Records
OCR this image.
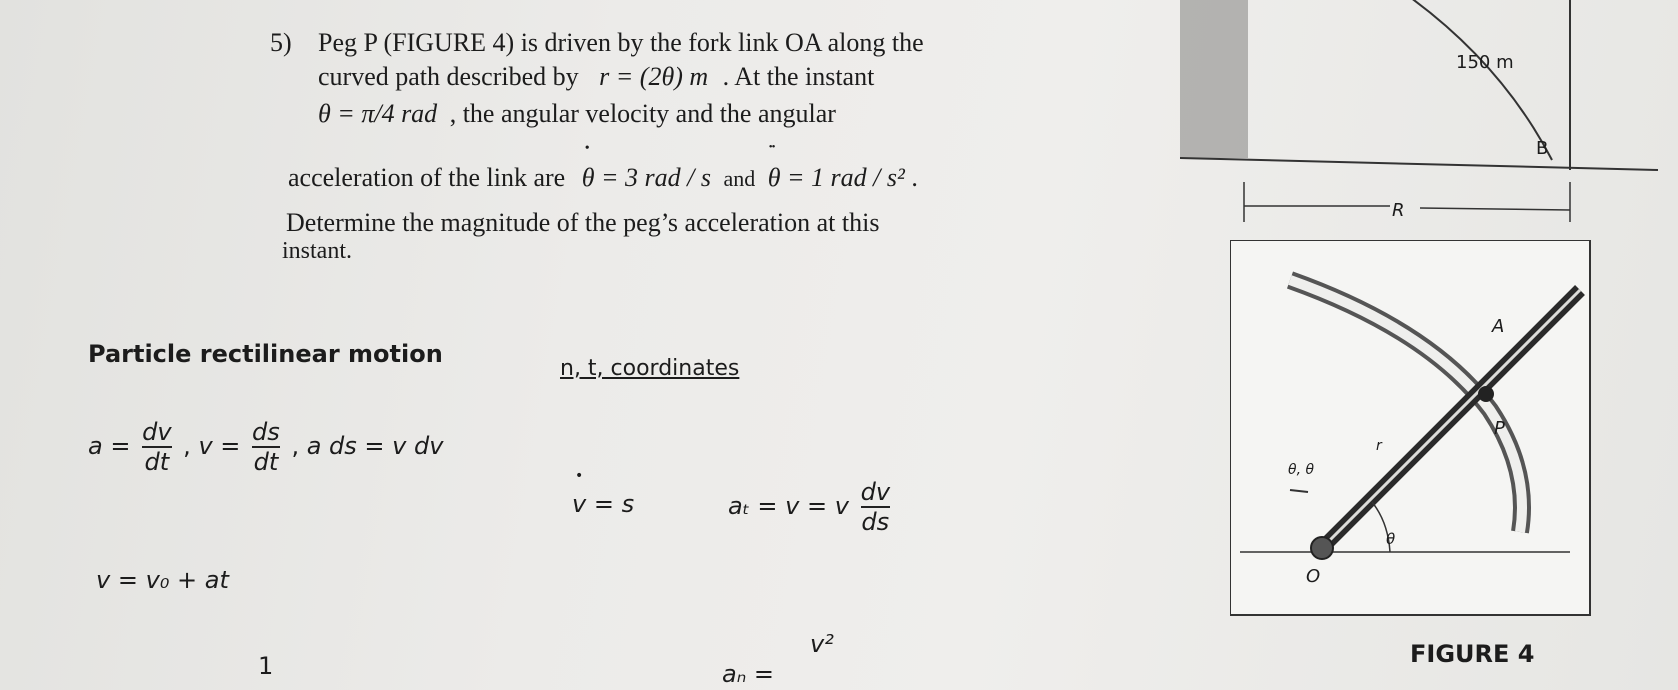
5) Peg P (FIGURE 4) is driven by the fork link OA along the
curved path described by r = (2θ) m . At the instant
θ = π/4 rad , the angular velocity and the angular
acceleration of the link are • θ = 3 rad / s and •• θ = 1 rad / s² .
Determine the magnitude of the peg’s acceleration at this
instant.
Particle rectilinear motion
n, t, coordinates
$a = \frac{dv}{dt}$ , $v = \frac{ds}{dt}$ , a ds = v dv
• v = s	aₜ = v = v $\frac{dv}{ds}$
v = v₀ + at
1	aₙ =
v²
150 m
B
R
A
P
r
θ, θ
θ
O
FIGURE 4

» WRITTEN TASK
Strip out the pictures and quote the remaining data word for word.

» FULL RESPONSE
OCR this image.
5) Peg P (FIGURE 4) is driven by the fork link OA along the
curved path described by r = (2θ) m . At the instant
θ = π/4 rad , the angular velocity and the angular
acceleration of the link are • θ = 3 rad / s and •• θ = 1 rad / s² .
Determine the magnitude of the peg’s acceleration at this
instant.
Particle rectilinear motion
n, t, coordinates
$a = \frac{dv}{dt}$ , $v = \frac{ds}{dt}$ , a ds = v dv
• v = s	aₜ = v = v $\frac{dv}{ds}$
v = v₀ + at
1	aₙ =
v²
150 m
B
R
A
P
r
θ, θ
θ
O
FIGURE 4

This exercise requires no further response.